Exclude all pictures, then restate the entries below word for word.

======== SOURCE MATERIAL ========

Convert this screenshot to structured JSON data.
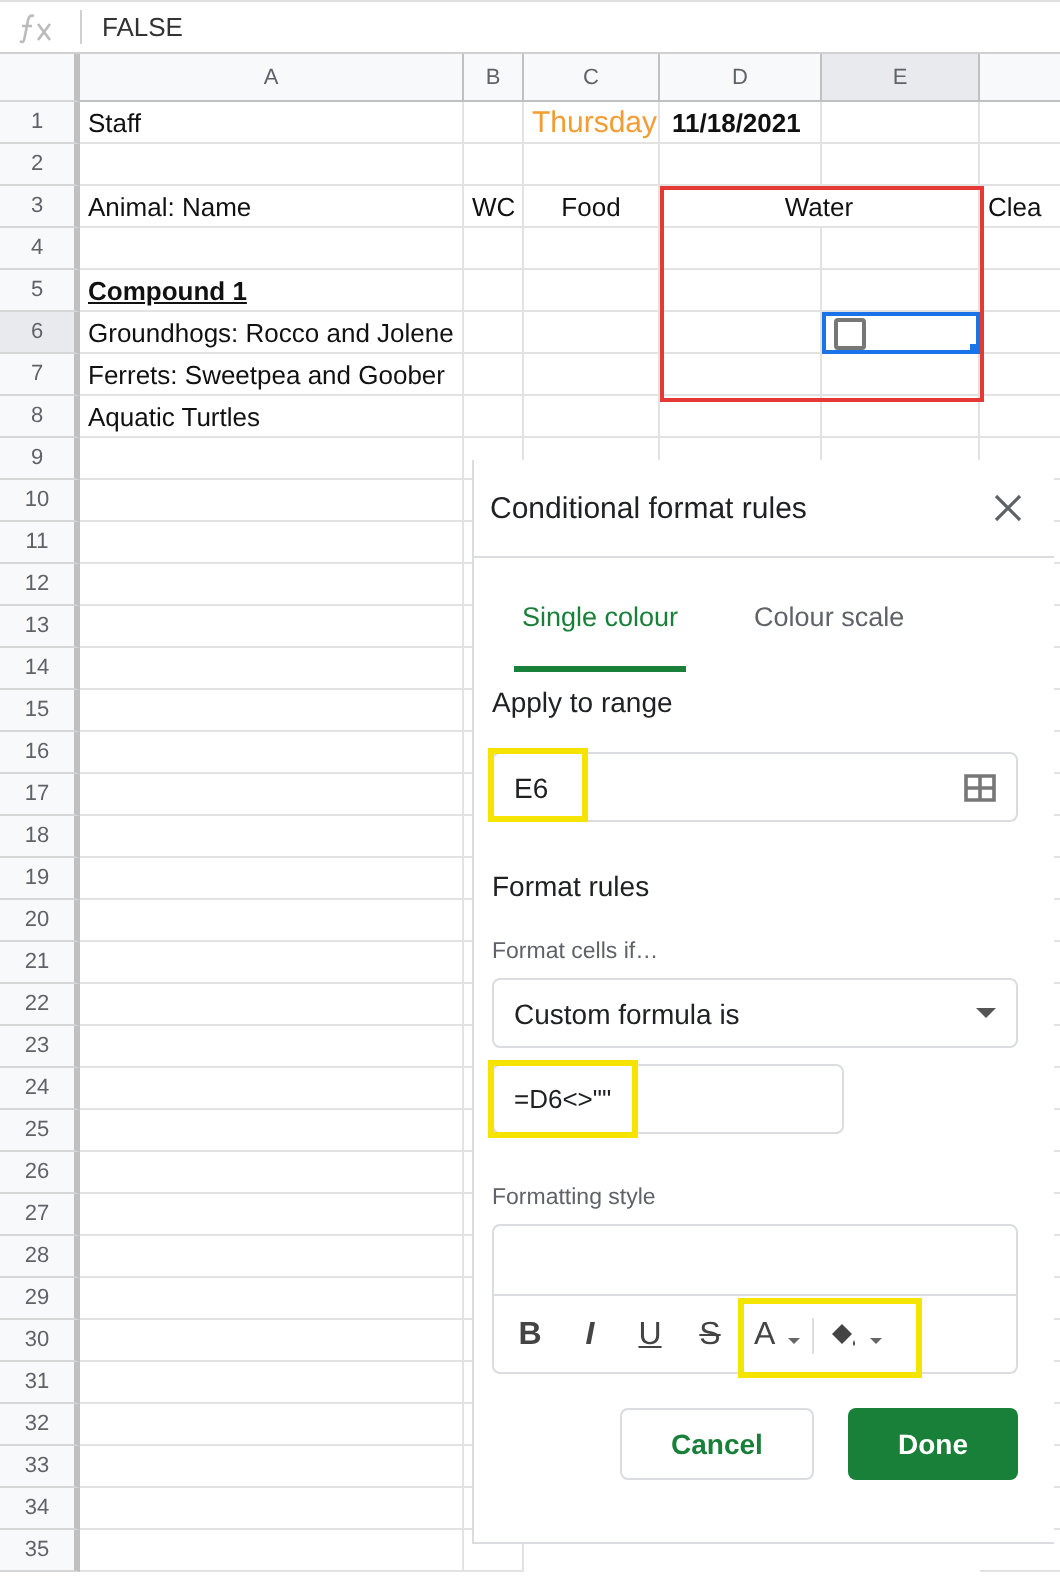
{
  "formula_bar": {
    "value": "FALSE"
  },
  "columns": [
    {
      "label": "A",
      "selected": false
    },
    {
      "label": "B",
      "selected": false
    },
    {
      "label": "C",
      "selected": false
    },
    {
      "label": "D",
      "selected": false
    },
    {
      "label": "E",
      "selected": true
    }
  ],
  "sheet": {
    "red_frame": true
  },
  "rows": [
    {
      "number": "1",
      "selected": false,
      "cells": {
        "a": {
          "text": "Staff",
          "kind": "plain"
        },
        "c": {
          "text": "Thursday",
          "kind": "accent"
        },
        "d": {
          "text": "11/18/2021",
          "kind": "bold"
        }
      }
    },
    {
      "number": "2",
      "selected": false,
      "cells": {}
    },
    {
      "number": "3",
      "selected": false,
      "cells": {
        "a": {
          "text": "Animal: Name",
          "kind": "plain"
        },
        "b": {
          "text": "WC",
          "kind": "plain"
        },
        "c": {
          "text": "Food",
          "kind": "centered"
        },
        "d": {
          "text": "Water",
          "kind": "spanning"
        },
        "f": {
          "text": "Clea",
          "kind": "plain"
        }
      }
    },
    {
      "number": "4",
      "selected": false,
      "cells": {}
    },
    {
      "number": "5",
      "selected": false,
      "cells": {
        "a": {
          "text": "Compound 1",
          "kind": "heading"
        }
      }
    },
    {
      "number": "6",
      "selected": true,
      "cells": {
        "a": {
          "text": "Groundhogs: Rocco and Jolene",
          "kind": "plain"
        },
        "e": {
          "kind": "checkbox",
          "checked": false,
          "selected": true
        }
      }
    },
    {
      "number": "7",
      "selected": false,
      "cells": {
        "a": {
          "text": "Ferrets: Sweetpea and Goober",
          "kind": "plain"
        }
      }
    },
    {
      "number": "8",
      "selected": false,
      "cells": {
        "a": {
          "text": "Aquatic Turtles",
          "kind": "plain"
        }
      }
    },
    {
      "number": "9",
      "selected": false,
      "cells": {}
    },
    {
      "number": "10",
      "selected": false,
      "cells": {}
    },
    {
      "number": "11",
      "selected": false,
      "cells": {}
    },
    {
      "number": "12",
      "selected": false,
      "cells": {}
    },
    {
      "number": "13",
      "selected": false,
      "cells": {}
    },
    {
      "number": "14",
      "selected": false,
      "cells": {}
    },
    {
      "number": "15",
      "selected": false,
      "cells": {}
    },
    {
      "number": "16",
      "selected": false,
      "cells": {}
    },
    {
      "number": "17",
      "selected": false,
      "cells": {}
    },
    {
      "number": "18",
      "selected": false,
      "cells": {}
    },
    {
      "number": "19",
      "selected": false,
      "cells": {}
    },
    {
      "number": "20",
      "selected": false,
      "cells": {}
    },
    {
      "number": "21",
      "selected": false,
      "cells": {}
    },
    {
      "number": "22",
      "selected": false,
      "cells": {}
    },
    {
      "number": "23",
      "selected": false,
      "cells": {}
    },
    {
      "number": "24",
      "selected": false,
      "cells": {}
    },
    {
      "number": "25",
      "selected": false,
      "cells": {}
    },
    {
      "number": "26",
      "selected": false,
      "cells": {}
    },
    {
      "number": "27",
      "selected": false,
      "cells": {}
    },
    {
      "number": "28",
      "selected": false,
      "cells": {}
    },
    {
      "number": "29",
      "selected": false,
      "cells": {}
    },
    {
      "number": "30",
      "selected": false,
      "cells": {}
    },
    {
      "number": "31",
      "selected": false,
      "cells": {}
    },
    {
      "number": "32",
      "selected": false,
      "cells": {}
    },
    {
      "number": "33",
      "selected": false,
      "cells": {}
    },
    {
      "number": "34",
      "selected": false,
      "cells": {}
    },
    {
      "number": "35",
      "selected": false,
      "cells": {}
    }
  ],
  "panel": {
    "title": "Conditional format rules",
    "tabs": [
      {
        "label": "Single colour",
        "selected": true
      },
      {
        "label": "Colour scale",
        "selected": false
      }
    ],
    "apply_label": "Apply to range",
    "range_field": {
      "value": "E6",
      "highlighted": true
    },
    "rules_label": "Format rules",
    "condition_label": "Format cells if…",
    "condition_dropdown": {
      "value": "Custom formula is"
    },
    "formula_field": {
      "value": "=D6<>\"\"",
      "highlighted": true
    },
    "style_label": "Formatting style",
    "style_buttons": [
      {
        "kind": "bold",
        "label": "B"
      },
      {
        "kind": "italic",
        "label": "I"
      },
      {
        "kind": "underline",
        "label": "U"
      },
      {
        "kind": "strike",
        "label": "S"
      }
    ],
    "colour_buttons": {
      "text_label": "A",
      "highlighted": true
    },
    "buttons": [
      {
        "label": "Cancel",
        "kind": "secondary"
      },
      {
        "label": "Done",
        "kind": "primary"
      }
    ]
  }
}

========

**EXPECTED ANSWER**.
Convert this screenshot to structured JSON data.
{
  "formula_bar": {
    "value": "FALSE"
  },
  "columns": [
    {
      "label": "A",
      "selected": false
    },
    {
      "label": "B",
      "selected": false
    },
    {
      "label": "C",
      "selected": false
    },
    {
      "label": "D",
      "selected": false
    },
    {
      "label": "E",
      "selected": true
    }
  ],
  "sheet": {
    "red_frame": true
  },
  "rows": [
    {
      "number": "1",
      "selected": false,
      "cells": {
        "a": {
          "text": "Staff",
          "kind": "plain"
        },
        "c": {
          "text": "Thursday",
          "kind": "accent"
        },
        "d": {
          "text": "11/18/2021",
          "kind": "bold"
        }
      }
    },
    {
      "number": "2",
      "selected": false,
      "cells": {}
    },
    {
      "number": "3",
      "selected": false,
      "cells": {
        "a": {
          "text": "Animal: Name",
          "kind": "plain"
        },
        "b": {
          "text": "WC",
          "kind": "plain"
        },
        "c": {
          "text": "Food",
          "kind": "centered"
        },
        "d": {
          "text": "Water",
          "kind": "spanning"
        },
        "f": {
          "text": "Clea",
          "kind": "plain"
        }
      }
    },
    {
      "number": "4",
      "selected": false,
      "cells": {}
    },
    {
      "number": "5",
      "selected": false,
      "cells": {
        "a": {
          "text": "Compound 1",
          "kind": "heading"
        }
      }
    },
    {
      "number": "6",
      "selected": true,
      "cells": {
        "a": {
          "text": "Groundhogs: Rocco and Jolene",
          "kind": "plain"
        },
        "e": {
          "kind": "checkbox",
          "checked": false,
          "selected": true
        }
      }
    },
    {
      "number": "7",
      "selected": false,
      "cells": {
        "a": {
          "text": "Ferrets: Sweetpea and Goober",
          "kind": "plain"
        }
      }
    },
    {
      "number": "8",
      "selected": false,
      "cells": {
        "a": {
          "text": "Aquatic Turtles",
          "kind": "plain"
        }
      }
    },
    {
      "number": "9",
      "selected": false,
      "cells": {}
    },
    {
      "number": "10",
      "selected": false,
      "cells": {}
    },
    {
      "number": "11",
      "selected": false,
      "cells": {}
    },
    {
      "number": "12",
      "selected": false,
      "cells": {}
    },
    {
      "number": "13",
      "selected": false,
      "cells": {}
    },
    {
      "number": "14",
      "selected": false,
      "cells": {}
    },
    {
      "number": "15",
      "selected": false,
      "cells": {}
    },
    {
      "number": "16",
      "selected": false,
      "cells": {}
    },
    {
      "number": "17",
      "selected": false,
      "cells": {}
    },
    {
      "number": "18",
      "selected": false,
      "cells": {}
    },
    {
      "number": "19",
      "selected": false,
      "cells": {}
    },
    {
      "number": "20",
      "selected": false,
      "cells": {}
    },
    {
      "number": "21",
      "selected": false,
      "cells": {}
    },
    {
      "number": "22",
      "selected": false,
      "cells": {}
    },
    {
      "number": "23",
      "selected": false,
      "cells": {}
    },
    {
      "number": "24",
      "selected": false,
      "cells": {}
    },
    {
      "number": "25",
      "selected": false,
      "cells": {}
    },
    {
      "number": "26",
      "selected": false,
      "cells": {}
    },
    {
      "number": "27",
      "selected": false,
      "cells": {}
    },
    {
      "number": "28",
      "selected": false,
      "cells": {}
    },
    {
      "number": "29",
      "selected": false,
      "cells": {}
    },
    {
      "number": "30",
      "selected": false,
      "cells": {}
    },
    {
      "number": "31",
      "selected": false,
      "cells": {}
    },
    {
      "number": "32",
      "selected": false,
      "cells": {}
    },
    {
      "number": "33",
      "selected": false,
      "cells": {}
    },
    {
      "number": "34",
      "selected": false,
      "cells": {}
    },
    {
      "number": "35",
      "selected": false,
      "cells": {}
    }
  ],
  "panel": {
    "title": "Conditional format rules",
    "tabs": [
      {
        "label": "Single colour",
        "selected": true
      },
      {
        "label": "Colour scale",
        "selected": false
      }
    ],
    "apply_label": "Apply to range",
    "range_field": {
      "value": "E6",
      "highlighted": true
    },
    "rules_label": "Format rules",
    "condition_label": "Format cells if…",
    "condition_dropdown": {
      "value": "Custom formula is"
    },
    "formula_field": {
      "value": "=D6<>\"\"",
      "highlighted": true
    },
    "style_label": "Formatting style",
    "style_buttons": [
      {
        "kind": "bold",
        "label": "B"
      },
      {
        "kind": "italic",
        "label": "I"
      },
      {
        "kind": "underline",
        "label": "U"
      },
      {
        "kind": "strike",
        "label": "S"
      }
    ],
    "colour_buttons": {
      "text_label": "A",
      "highlighted": true
    },
    "buttons": [
      {
        "label": "Cancel",
        "kind": "secondary"
      },
      {
        "label": "Done",
        "kind": "primary"
      }
    ]
  }
}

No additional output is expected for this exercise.